## PROBLEM
Reproduce the data exactly and drop any pictures it holds.
== DATA LISTING ==
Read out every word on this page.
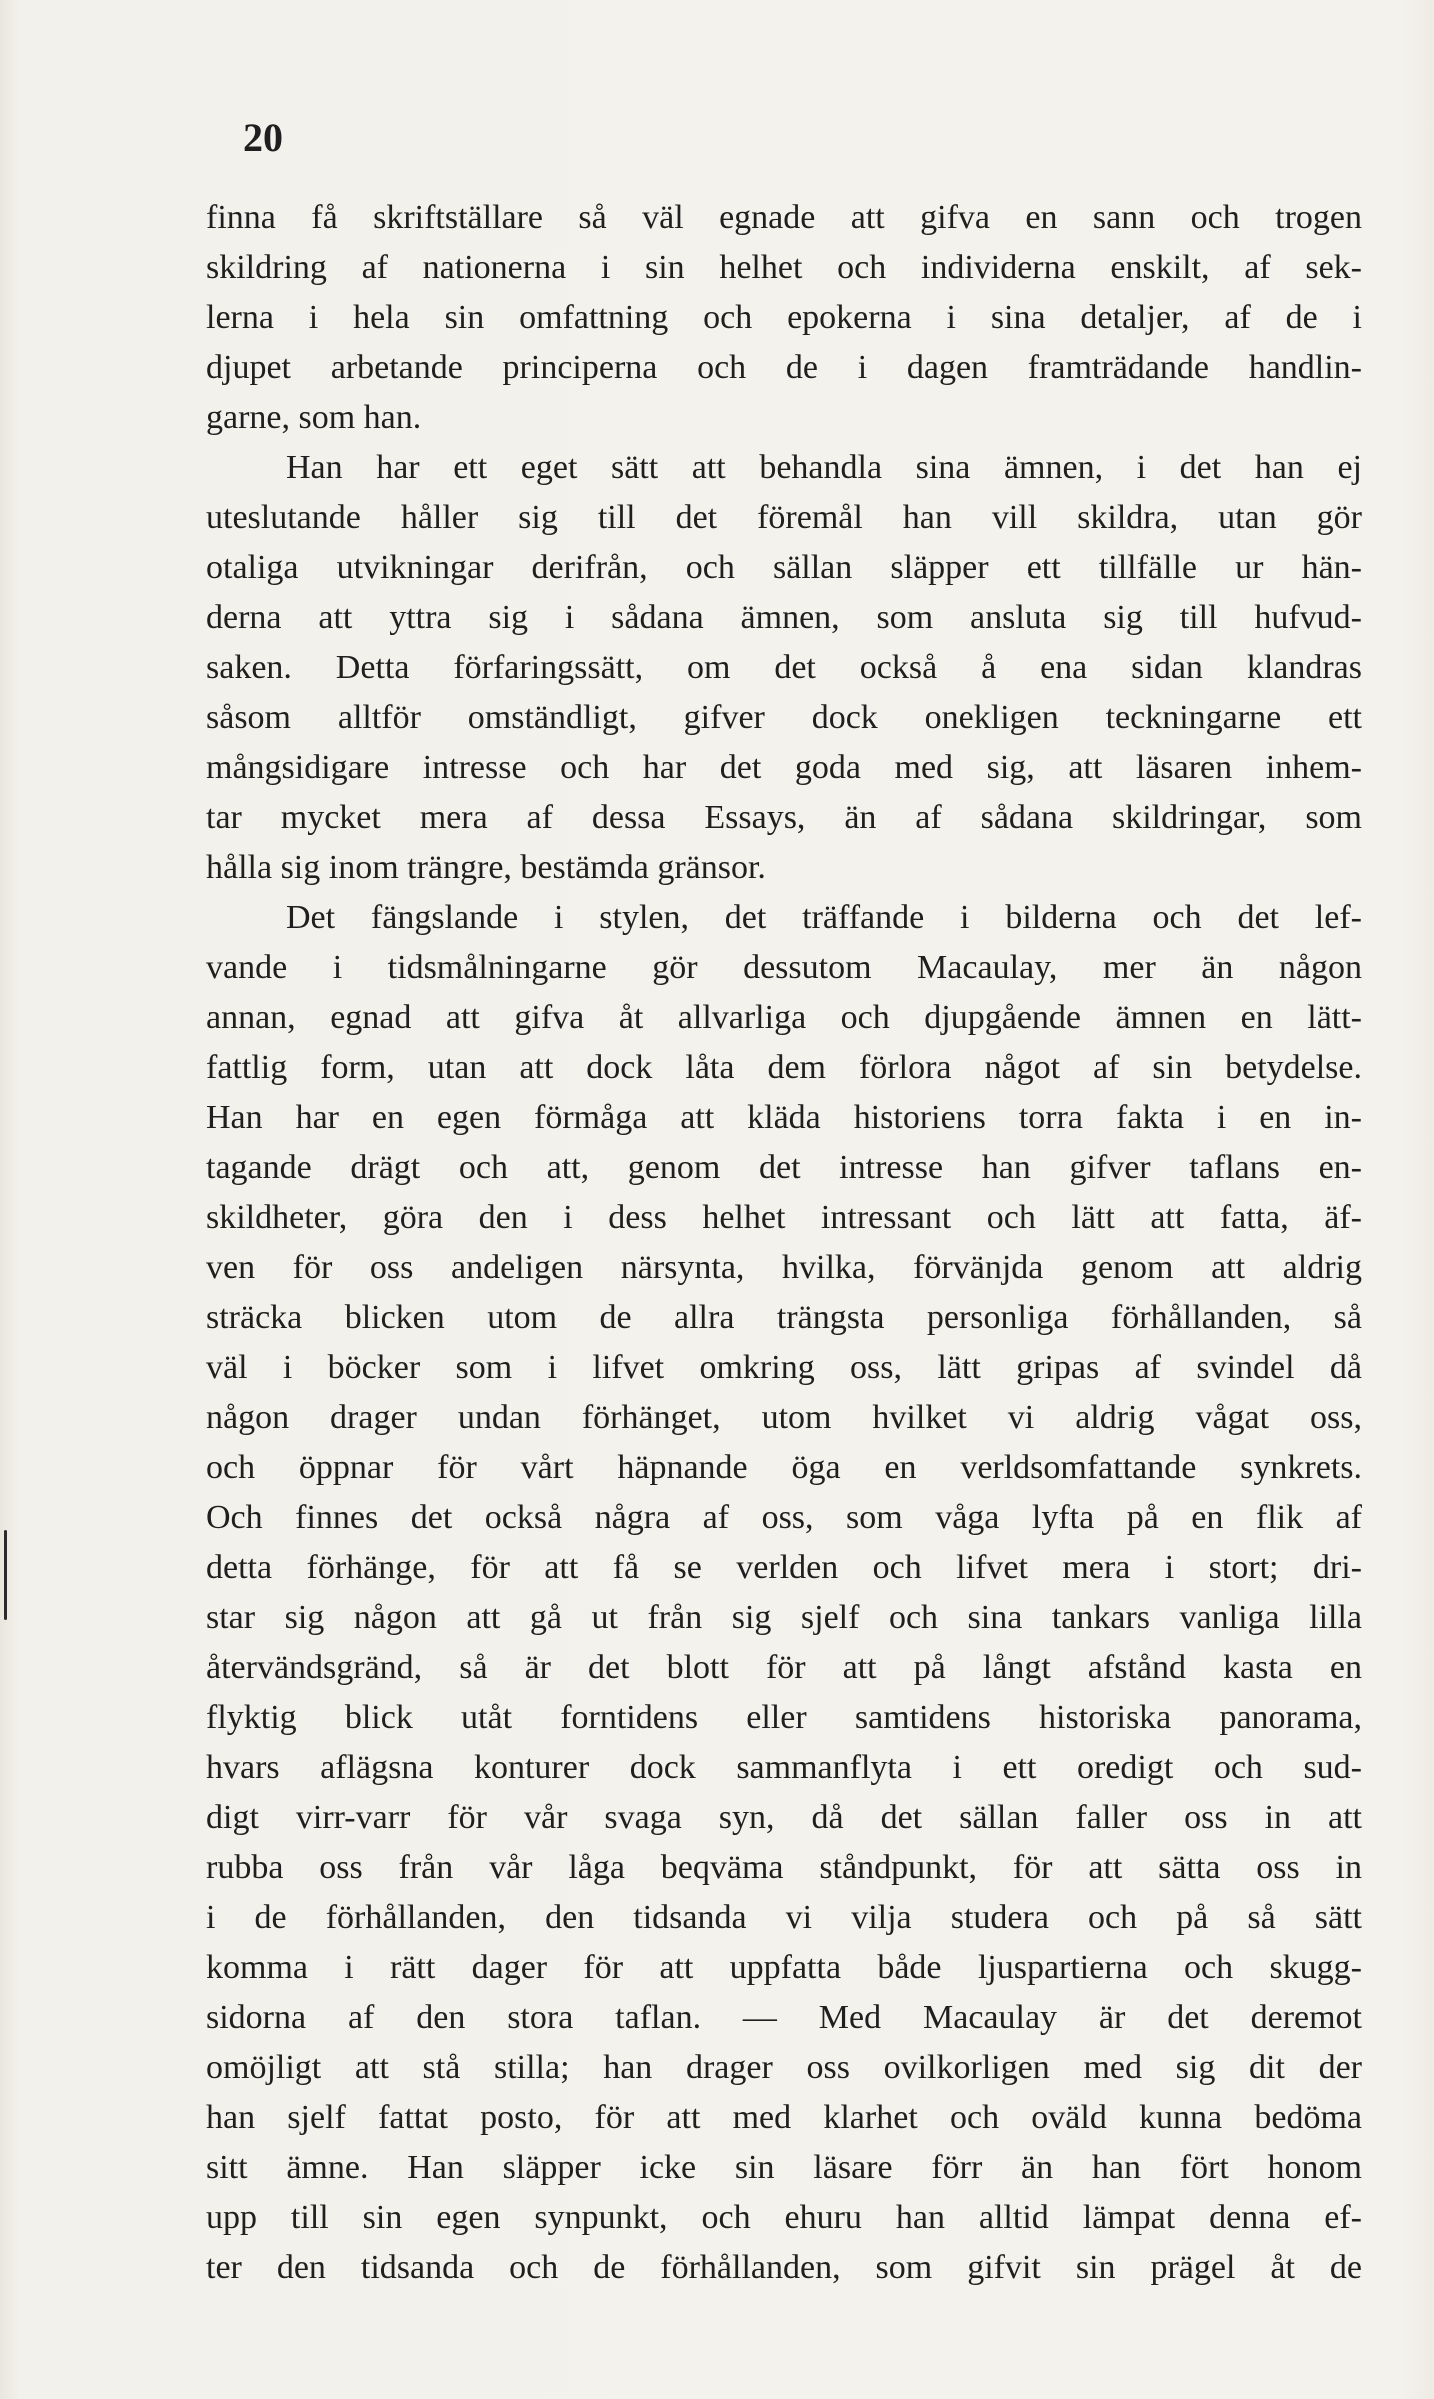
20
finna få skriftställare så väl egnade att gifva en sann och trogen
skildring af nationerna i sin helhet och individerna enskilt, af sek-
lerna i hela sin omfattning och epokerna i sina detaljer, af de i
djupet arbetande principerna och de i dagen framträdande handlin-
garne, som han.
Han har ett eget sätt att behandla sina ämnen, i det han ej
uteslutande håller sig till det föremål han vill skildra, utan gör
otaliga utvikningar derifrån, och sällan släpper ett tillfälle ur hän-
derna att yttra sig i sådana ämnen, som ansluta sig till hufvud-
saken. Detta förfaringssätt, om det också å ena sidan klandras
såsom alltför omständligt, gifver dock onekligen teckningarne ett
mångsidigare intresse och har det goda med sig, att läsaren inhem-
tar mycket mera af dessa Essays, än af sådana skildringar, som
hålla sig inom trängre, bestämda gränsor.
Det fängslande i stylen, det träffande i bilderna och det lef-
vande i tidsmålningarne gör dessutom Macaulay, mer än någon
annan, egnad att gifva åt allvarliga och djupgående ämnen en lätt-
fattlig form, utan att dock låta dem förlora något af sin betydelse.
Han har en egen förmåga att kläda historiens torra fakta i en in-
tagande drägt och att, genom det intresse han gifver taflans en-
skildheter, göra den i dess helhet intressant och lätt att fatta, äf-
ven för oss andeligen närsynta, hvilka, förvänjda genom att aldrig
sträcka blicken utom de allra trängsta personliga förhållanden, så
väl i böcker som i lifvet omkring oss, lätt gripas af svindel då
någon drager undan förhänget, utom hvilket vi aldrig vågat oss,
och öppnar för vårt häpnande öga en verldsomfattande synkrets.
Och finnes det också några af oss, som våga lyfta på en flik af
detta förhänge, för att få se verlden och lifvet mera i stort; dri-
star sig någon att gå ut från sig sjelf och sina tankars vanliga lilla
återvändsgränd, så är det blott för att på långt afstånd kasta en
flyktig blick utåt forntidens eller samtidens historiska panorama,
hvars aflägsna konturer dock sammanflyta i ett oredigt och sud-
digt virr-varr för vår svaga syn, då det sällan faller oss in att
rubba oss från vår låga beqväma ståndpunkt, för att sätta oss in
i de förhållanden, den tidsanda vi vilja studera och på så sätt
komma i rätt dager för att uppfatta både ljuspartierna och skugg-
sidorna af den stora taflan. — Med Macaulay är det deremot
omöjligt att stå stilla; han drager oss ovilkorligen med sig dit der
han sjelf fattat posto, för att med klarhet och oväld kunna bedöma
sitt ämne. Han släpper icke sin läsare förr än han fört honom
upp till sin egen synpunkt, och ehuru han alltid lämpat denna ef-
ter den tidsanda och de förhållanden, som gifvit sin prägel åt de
===
## RESPONSE
Read out every word on this page.
20
finna få skriftställare så väl egnade att gifva en sann och trogen
skildring af nationerna i sin helhet och individerna enskilt, af sek-
lerna i hela sin omfattning och epokerna i sina detaljer, af de i
djupet arbetande principerna och de i dagen framträdande handlin-
garne, som han.
Han har ett eget sätt att behandla sina ämnen, i det han ej
uteslutande håller sig till det föremål han vill skildra, utan gör
otaliga utvikningar derifrån, och sällan släpper ett tillfälle ur hän-
derna att yttra sig i sådana ämnen, som ansluta sig till hufvud-
saken. Detta förfaringssätt, om det också å ena sidan klandras
såsom alltför omständligt, gifver dock onekligen teckningarne ett
mångsidigare intresse och har det goda med sig, att läsaren inhem-
tar mycket mera af dessa Essays, än af sådana skildringar, som
hålla sig inom trängre, bestämda gränsor.
Det fängslande i stylen, det träffande i bilderna och det lef-
vande i tidsmålningarne gör dessutom Macaulay, mer än någon
annan, egnad att gifva åt allvarliga och djupgående ämnen en lätt-
fattlig form, utan att dock låta dem förlora något af sin betydelse.
Han har en egen förmåga att kläda historiens torra fakta i en in-
tagande drägt och att, genom det intresse han gifver taflans en-
skildheter, göra den i dess helhet intressant och lätt att fatta, äf-
ven för oss andeligen närsynta, hvilka, förvänjda genom att aldrig
sträcka blicken utom de allra trängsta personliga förhållanden, så
väl i böcker som i lifvet omkring oss, lätt gripas af svindel då
någon drager undan förhänget, utom hvilket vi aldrig vågat oss,
och öppnar för vårt häpnande öga en verldsomfattande synkrets.
Och finnes det också några af oss, som våga lyfta på en flik af
detta förhänge, för att få se verlden och lifvet mera i stort; dri-
star sig någon att gå ut från sig sjelf och sina tankars vanliga lilla
återvändsgränd, så är det blott för att på långt afstånd kasta en
flyktig blick utåt forntidens eller samtidens historiska panorama,
hvars aflägsna konturer dock sammanflyta i ett oredigt och sud-
digt virr-varr för vår svaga syn, då det sällan faller oss in att
rubba oss från vår låga beqväma ståndpunkt, för att sätta oss in
i de förhållanden, den tidsanda vi vilja studera och på så sätt
komma i rätt dager för att uppfatta både ljuspartierna och skugg-
sidorna af den stora taflan. — Med Macaulay är det deremot
omöjligt att stå stilla; han drager oss ovilkorligen med sig dit der
han sjelf fattat posto, för att med klarhet och oväld kunna bedöma
sitt ämne. Han släpper icke sin läsare förr än han fört honom
upp till sin egen synpunkt, och ehuru han alltid lämpat denna ef-
ter den tidsanda och de förhållanden, som gifvit sin prägel åt de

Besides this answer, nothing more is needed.